▶ [Directions for this task] Write out every line below that includes the word "make".

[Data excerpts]
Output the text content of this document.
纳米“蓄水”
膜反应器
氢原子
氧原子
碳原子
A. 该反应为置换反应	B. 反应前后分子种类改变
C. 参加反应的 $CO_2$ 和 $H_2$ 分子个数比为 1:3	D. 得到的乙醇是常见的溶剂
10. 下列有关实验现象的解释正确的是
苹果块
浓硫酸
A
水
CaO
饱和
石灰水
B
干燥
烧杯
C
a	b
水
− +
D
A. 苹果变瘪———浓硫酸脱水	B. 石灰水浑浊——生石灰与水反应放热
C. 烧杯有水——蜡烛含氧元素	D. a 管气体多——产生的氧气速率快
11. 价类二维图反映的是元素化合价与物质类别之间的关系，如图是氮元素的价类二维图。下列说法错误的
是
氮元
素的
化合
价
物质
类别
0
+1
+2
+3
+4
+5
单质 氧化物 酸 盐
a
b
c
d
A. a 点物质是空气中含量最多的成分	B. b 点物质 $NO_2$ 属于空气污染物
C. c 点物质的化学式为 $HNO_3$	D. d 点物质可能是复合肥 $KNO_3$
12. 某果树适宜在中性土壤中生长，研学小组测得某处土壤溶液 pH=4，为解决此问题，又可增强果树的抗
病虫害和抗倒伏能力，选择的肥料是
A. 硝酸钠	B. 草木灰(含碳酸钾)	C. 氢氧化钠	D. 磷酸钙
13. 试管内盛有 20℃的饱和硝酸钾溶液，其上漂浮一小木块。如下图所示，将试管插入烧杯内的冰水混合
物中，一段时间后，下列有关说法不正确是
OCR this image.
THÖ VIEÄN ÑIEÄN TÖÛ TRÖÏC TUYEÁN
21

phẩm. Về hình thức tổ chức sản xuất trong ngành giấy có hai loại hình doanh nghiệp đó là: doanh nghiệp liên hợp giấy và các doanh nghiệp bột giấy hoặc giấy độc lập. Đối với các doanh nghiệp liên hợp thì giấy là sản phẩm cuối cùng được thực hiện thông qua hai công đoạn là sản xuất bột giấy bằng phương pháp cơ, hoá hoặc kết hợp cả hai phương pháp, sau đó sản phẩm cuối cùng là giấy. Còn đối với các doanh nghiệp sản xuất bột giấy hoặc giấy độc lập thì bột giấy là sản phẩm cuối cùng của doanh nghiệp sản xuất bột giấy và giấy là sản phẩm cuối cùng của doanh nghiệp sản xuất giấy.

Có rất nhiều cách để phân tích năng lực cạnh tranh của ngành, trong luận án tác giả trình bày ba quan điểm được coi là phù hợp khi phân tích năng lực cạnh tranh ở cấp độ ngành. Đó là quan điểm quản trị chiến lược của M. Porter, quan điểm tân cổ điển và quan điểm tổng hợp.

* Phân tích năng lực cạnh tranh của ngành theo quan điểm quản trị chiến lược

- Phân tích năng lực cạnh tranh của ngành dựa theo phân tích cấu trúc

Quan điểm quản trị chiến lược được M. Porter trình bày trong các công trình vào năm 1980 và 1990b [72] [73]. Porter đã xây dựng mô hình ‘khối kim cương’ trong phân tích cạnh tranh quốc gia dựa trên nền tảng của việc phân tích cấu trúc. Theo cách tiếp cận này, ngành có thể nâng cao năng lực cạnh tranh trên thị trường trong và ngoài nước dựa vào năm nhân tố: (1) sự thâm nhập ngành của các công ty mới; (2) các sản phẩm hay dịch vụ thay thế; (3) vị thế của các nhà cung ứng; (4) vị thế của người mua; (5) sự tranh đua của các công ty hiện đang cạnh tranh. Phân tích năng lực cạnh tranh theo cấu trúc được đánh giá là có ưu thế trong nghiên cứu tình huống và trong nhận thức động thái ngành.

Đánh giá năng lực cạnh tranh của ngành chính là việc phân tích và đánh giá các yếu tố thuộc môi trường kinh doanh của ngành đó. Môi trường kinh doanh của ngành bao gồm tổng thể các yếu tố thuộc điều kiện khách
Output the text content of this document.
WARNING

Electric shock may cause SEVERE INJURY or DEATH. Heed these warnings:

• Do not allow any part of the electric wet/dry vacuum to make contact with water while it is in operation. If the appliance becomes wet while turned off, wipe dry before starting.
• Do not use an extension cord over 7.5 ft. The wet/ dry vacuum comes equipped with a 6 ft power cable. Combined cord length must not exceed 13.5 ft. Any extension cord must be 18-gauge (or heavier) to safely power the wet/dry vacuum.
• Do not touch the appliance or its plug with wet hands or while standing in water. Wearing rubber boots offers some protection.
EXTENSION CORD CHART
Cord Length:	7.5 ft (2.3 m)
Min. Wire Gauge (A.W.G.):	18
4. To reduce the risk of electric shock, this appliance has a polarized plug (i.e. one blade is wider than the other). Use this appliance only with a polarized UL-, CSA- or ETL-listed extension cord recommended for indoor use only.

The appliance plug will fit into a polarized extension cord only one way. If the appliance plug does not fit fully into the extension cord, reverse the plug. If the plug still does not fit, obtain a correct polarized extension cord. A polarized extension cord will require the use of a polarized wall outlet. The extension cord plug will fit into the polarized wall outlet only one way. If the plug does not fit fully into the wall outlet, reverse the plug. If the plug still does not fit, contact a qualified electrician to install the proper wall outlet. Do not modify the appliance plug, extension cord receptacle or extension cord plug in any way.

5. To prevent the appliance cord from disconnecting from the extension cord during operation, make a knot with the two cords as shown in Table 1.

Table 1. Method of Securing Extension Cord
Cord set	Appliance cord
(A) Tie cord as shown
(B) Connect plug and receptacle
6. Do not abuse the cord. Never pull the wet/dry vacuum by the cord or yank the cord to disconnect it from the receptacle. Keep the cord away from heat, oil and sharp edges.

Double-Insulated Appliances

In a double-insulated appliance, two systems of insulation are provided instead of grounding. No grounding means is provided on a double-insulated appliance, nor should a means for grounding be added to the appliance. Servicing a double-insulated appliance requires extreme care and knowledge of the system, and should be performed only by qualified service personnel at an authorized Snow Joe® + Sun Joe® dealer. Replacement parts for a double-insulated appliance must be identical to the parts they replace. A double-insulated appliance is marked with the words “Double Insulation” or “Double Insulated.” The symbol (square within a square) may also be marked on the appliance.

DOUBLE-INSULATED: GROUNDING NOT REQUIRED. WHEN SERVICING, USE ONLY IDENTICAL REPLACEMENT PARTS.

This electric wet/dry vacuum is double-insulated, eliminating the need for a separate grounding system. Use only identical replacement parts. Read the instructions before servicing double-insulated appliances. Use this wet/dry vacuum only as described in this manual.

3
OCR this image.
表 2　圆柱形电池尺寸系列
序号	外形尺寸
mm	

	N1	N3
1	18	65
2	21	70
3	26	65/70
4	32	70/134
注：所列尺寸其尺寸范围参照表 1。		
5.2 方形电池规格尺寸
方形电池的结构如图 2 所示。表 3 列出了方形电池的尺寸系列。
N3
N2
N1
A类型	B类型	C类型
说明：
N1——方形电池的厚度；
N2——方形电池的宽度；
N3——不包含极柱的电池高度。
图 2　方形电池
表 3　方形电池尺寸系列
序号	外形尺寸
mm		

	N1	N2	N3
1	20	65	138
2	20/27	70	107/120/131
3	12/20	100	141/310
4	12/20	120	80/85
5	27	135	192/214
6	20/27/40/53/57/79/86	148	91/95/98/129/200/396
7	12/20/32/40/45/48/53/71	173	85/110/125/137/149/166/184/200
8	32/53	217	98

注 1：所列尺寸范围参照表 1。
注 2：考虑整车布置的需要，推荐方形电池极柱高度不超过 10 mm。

▶ [Reply]
• Do not allow any part of the electric wet/dry vacuum to make contact with water while it is in operation. If the appliance becomes wet while turned off, wipe dry before starting.
5. To prevent the appliance cord from disconnecting from the extension cord during operation, make a knot with the two cords as shown in Table 1.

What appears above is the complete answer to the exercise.